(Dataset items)

·····

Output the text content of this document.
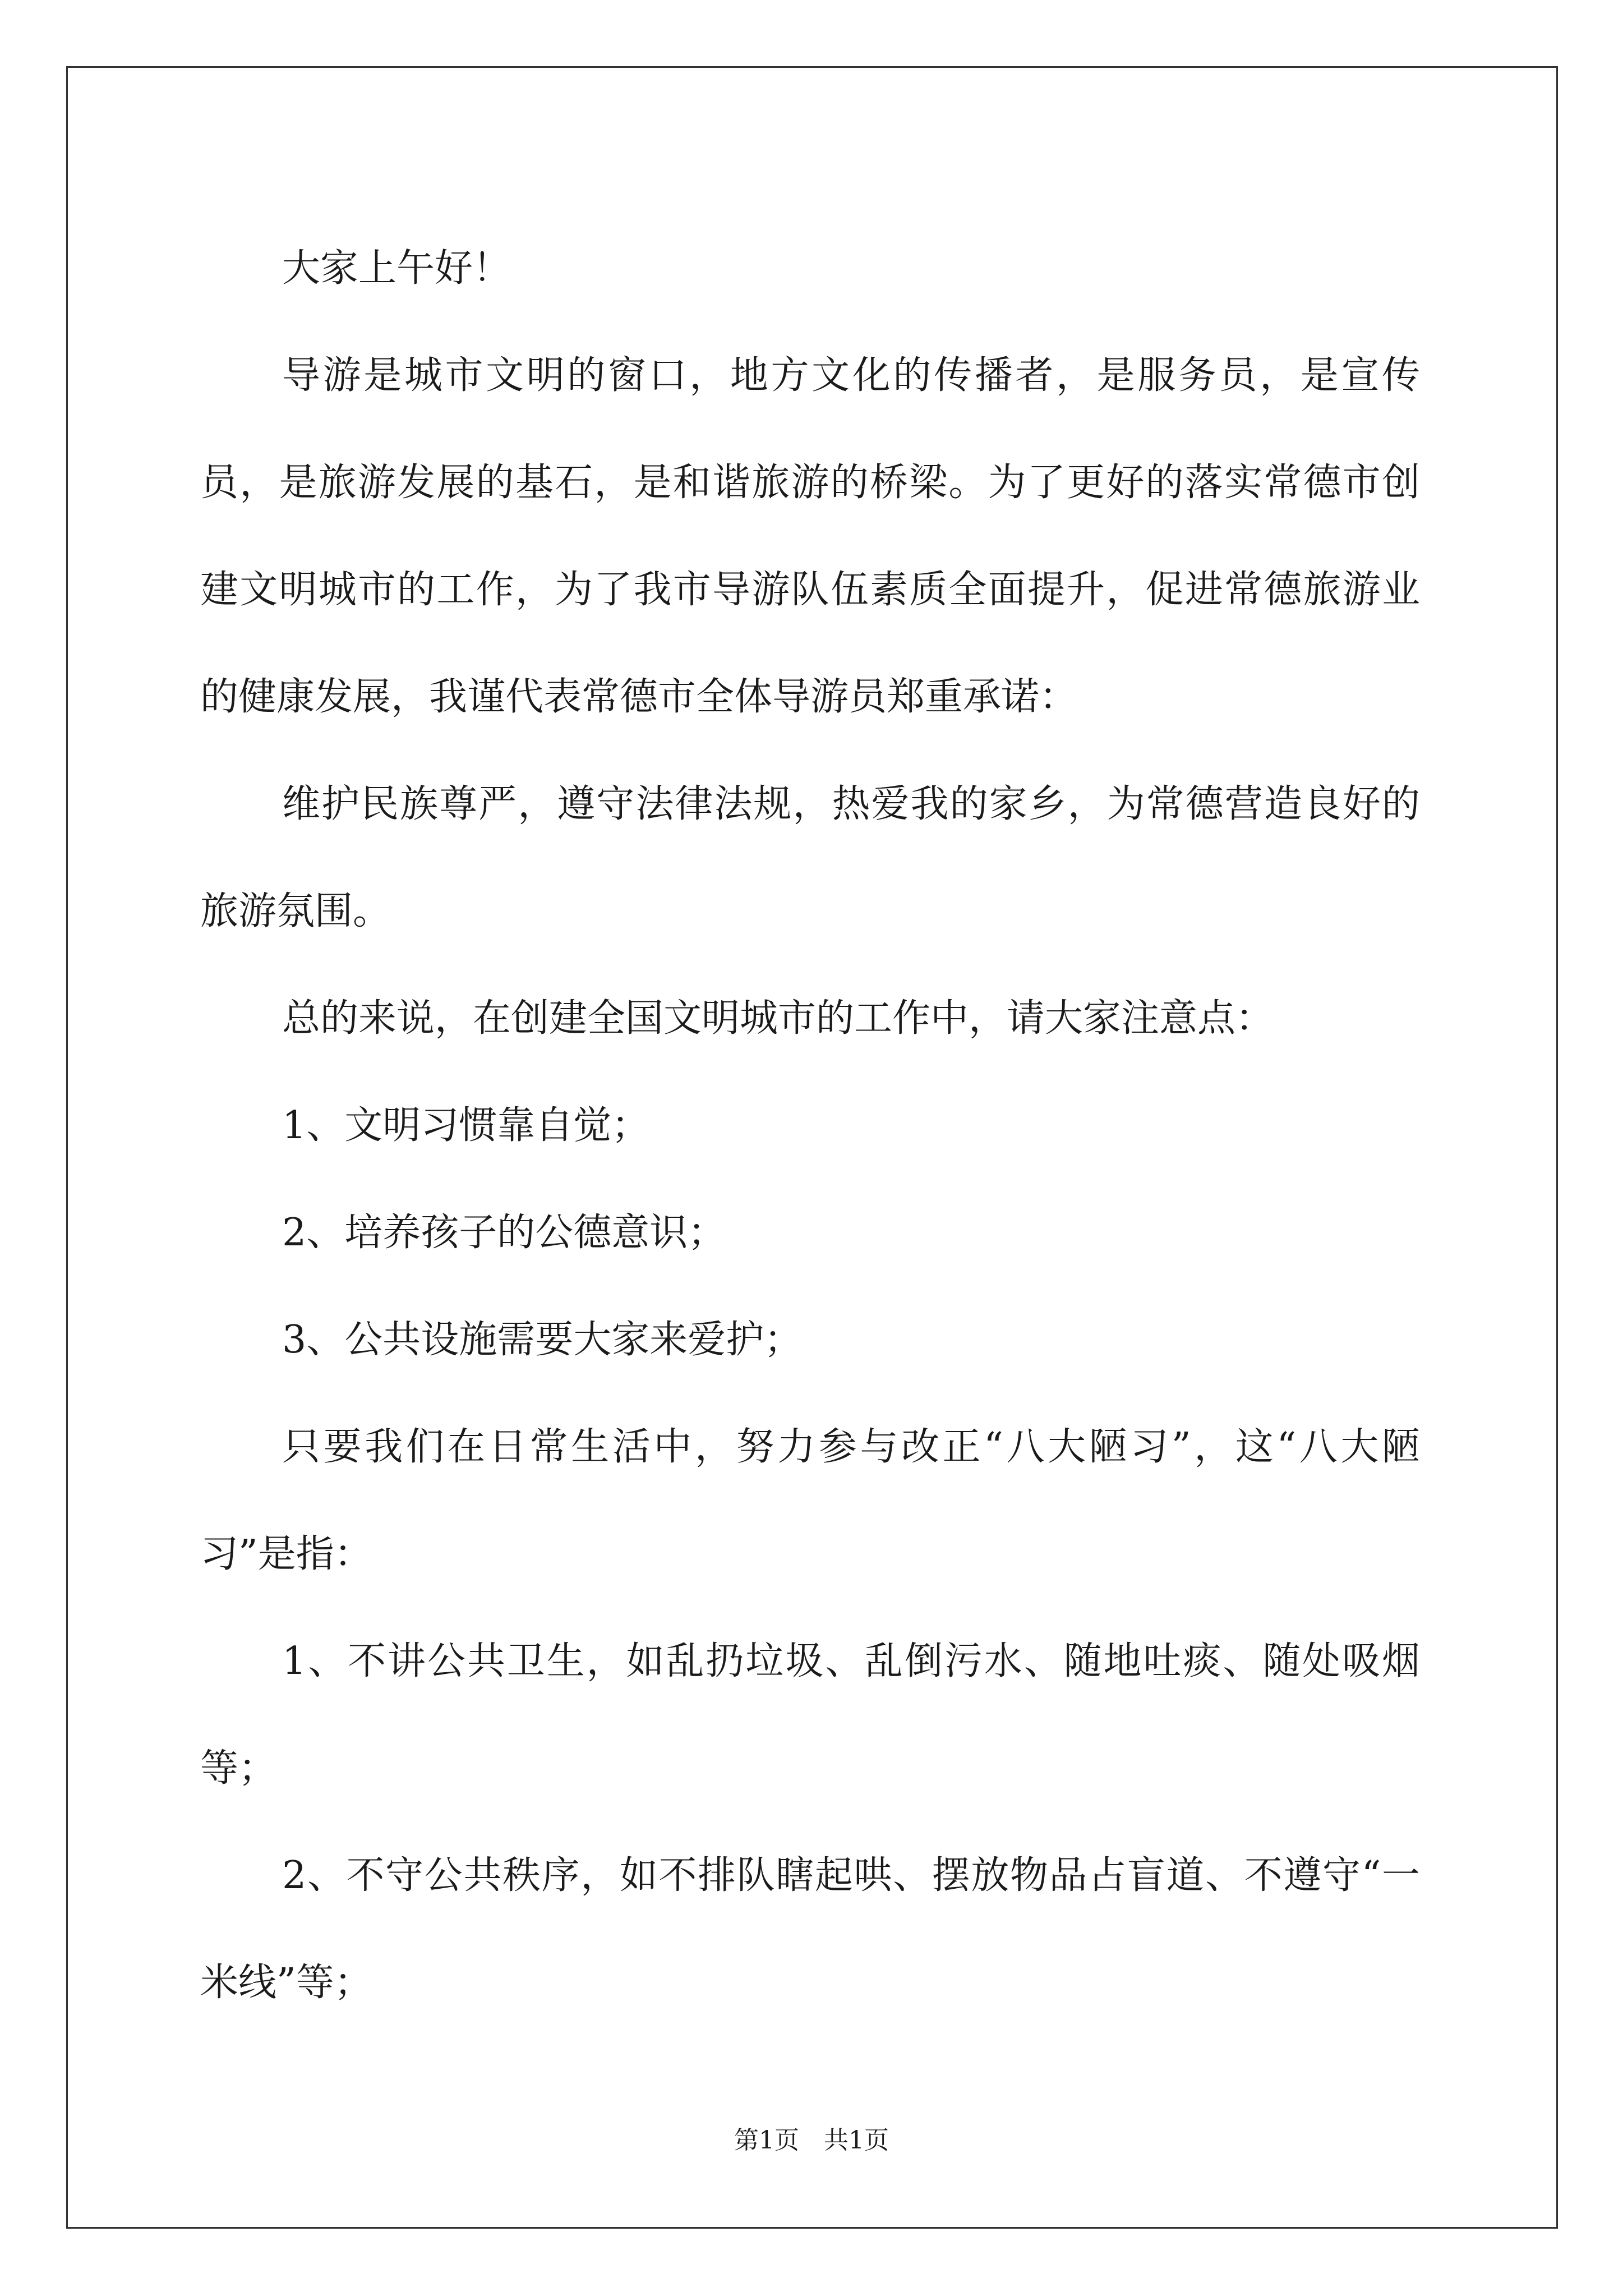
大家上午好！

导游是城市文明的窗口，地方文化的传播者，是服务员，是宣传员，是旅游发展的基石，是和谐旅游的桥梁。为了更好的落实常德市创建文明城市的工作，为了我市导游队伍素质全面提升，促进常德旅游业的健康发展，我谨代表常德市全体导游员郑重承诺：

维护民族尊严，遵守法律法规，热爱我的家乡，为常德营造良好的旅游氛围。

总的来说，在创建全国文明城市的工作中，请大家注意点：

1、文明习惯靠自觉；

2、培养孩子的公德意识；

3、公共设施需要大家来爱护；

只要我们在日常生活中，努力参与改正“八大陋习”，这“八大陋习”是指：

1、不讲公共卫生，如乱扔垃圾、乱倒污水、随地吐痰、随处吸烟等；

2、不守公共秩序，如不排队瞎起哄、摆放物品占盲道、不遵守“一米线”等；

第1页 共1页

·····

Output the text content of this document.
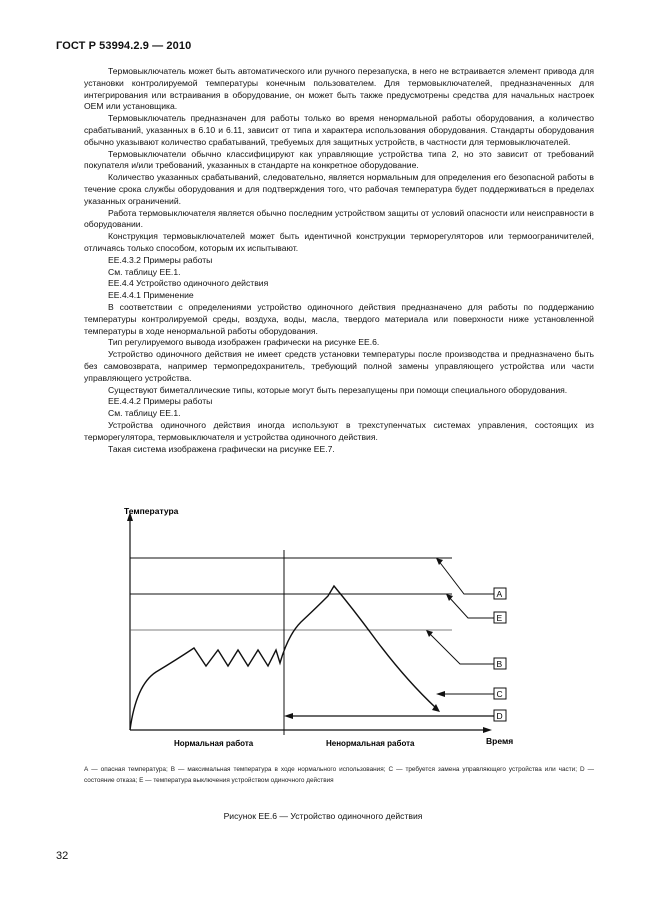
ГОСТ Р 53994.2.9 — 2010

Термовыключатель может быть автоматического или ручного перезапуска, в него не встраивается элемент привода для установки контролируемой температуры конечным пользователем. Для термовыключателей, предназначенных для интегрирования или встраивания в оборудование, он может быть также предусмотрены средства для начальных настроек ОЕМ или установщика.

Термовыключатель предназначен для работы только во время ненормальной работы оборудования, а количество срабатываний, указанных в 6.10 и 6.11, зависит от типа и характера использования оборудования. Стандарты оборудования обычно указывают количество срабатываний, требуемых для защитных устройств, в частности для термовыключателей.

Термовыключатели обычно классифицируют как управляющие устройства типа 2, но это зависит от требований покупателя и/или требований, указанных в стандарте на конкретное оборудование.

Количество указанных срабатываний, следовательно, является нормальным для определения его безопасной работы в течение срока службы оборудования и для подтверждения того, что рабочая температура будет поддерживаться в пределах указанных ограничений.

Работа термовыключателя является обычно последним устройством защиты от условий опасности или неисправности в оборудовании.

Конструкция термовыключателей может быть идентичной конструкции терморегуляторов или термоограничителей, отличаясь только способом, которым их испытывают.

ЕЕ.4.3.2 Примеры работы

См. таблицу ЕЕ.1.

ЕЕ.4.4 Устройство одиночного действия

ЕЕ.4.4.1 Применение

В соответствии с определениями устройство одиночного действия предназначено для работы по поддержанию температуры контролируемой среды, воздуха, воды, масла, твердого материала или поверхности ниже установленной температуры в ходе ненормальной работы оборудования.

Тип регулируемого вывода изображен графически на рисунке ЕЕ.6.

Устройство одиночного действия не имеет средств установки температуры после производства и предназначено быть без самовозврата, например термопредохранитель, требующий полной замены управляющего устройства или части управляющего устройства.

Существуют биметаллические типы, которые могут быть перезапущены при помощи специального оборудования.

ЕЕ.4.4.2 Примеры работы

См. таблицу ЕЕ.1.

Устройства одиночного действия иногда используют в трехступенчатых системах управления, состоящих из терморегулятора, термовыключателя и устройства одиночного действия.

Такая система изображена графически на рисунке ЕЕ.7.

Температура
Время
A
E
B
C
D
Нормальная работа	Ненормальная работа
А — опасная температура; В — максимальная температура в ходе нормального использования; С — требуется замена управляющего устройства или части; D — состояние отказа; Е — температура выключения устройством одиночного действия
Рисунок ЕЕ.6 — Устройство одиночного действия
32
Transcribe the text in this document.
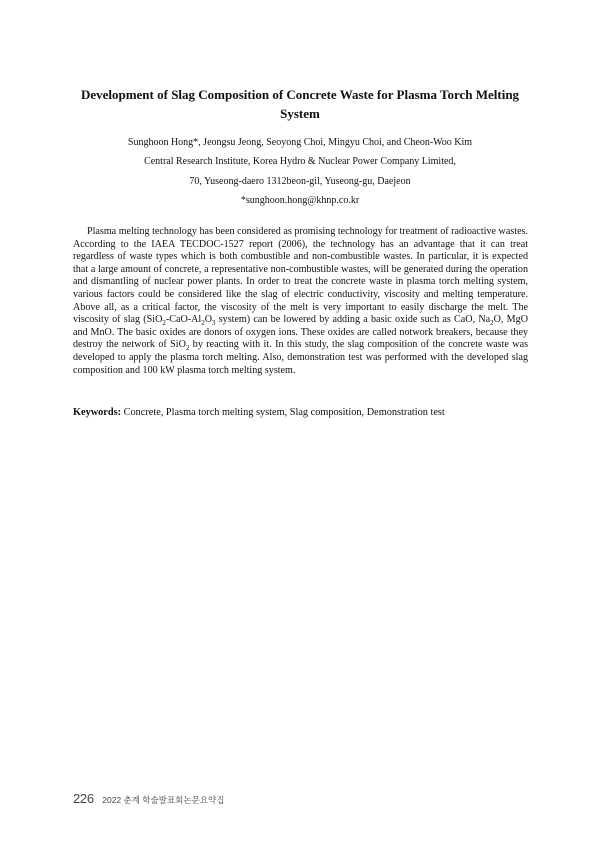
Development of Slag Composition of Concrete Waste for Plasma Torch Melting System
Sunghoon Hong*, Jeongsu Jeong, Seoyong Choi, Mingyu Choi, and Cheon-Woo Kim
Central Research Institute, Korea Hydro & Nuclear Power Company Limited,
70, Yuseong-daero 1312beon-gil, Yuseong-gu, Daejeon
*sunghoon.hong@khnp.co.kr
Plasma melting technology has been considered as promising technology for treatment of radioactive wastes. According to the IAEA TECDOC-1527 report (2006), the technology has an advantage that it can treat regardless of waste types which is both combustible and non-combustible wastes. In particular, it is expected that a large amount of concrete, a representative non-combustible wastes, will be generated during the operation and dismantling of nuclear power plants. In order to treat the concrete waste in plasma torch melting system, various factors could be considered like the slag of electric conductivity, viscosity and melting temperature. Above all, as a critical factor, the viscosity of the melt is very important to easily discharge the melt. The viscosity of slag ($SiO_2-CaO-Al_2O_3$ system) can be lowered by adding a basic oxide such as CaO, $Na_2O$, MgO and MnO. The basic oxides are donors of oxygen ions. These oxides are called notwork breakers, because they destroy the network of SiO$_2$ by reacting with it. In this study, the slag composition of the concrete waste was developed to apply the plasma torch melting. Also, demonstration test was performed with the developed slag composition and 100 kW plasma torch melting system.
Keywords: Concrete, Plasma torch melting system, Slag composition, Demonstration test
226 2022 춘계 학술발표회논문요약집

·····

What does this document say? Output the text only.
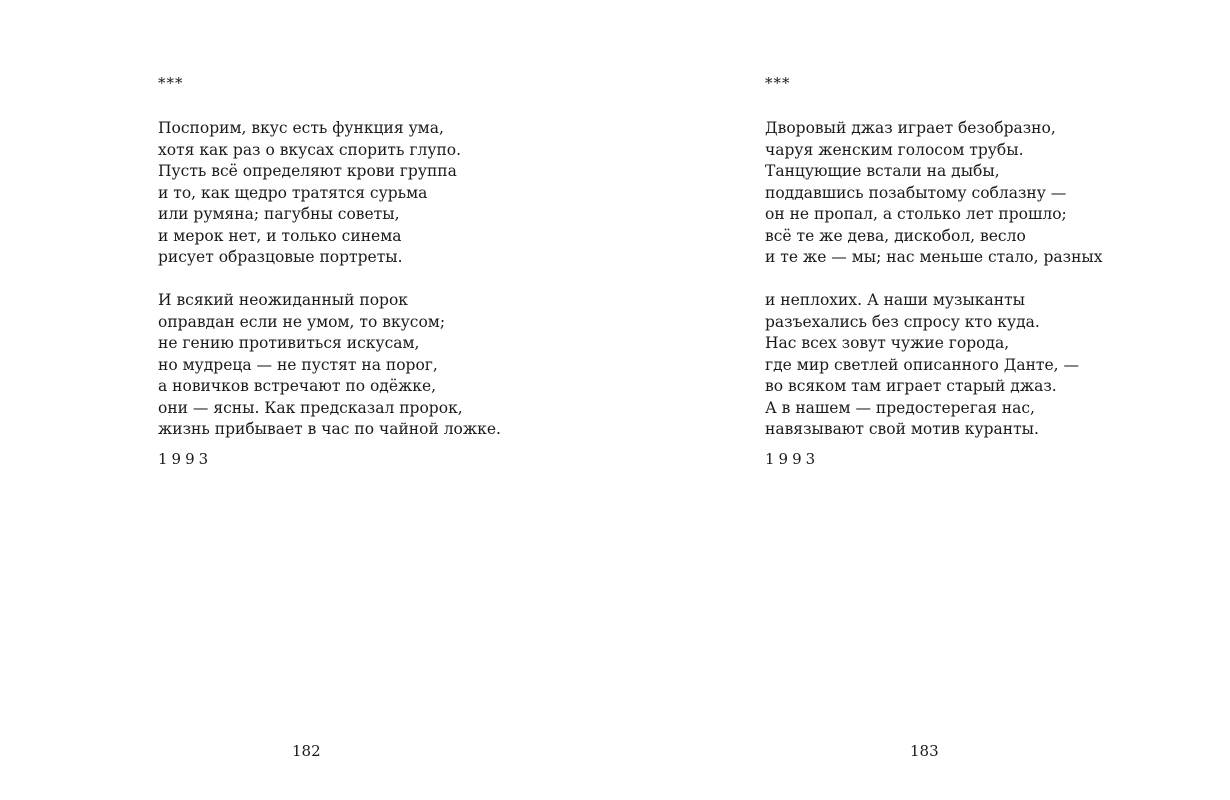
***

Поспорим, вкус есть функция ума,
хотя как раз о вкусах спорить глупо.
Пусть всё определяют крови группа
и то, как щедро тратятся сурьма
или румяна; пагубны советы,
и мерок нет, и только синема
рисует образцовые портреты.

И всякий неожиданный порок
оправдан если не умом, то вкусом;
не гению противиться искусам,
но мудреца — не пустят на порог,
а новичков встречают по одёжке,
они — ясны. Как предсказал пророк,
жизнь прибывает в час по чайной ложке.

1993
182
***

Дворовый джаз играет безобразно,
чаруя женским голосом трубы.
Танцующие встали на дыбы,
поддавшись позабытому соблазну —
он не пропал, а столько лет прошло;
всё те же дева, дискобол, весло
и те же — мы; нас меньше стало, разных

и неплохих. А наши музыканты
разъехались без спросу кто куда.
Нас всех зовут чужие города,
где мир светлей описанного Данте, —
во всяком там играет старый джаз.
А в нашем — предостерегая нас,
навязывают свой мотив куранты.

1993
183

·····

EXERCISE TASK – Ascertain the number of lines in the entries that include the word "является", and report only that number.

RESPONSE FOR THIS EXERCISE – 2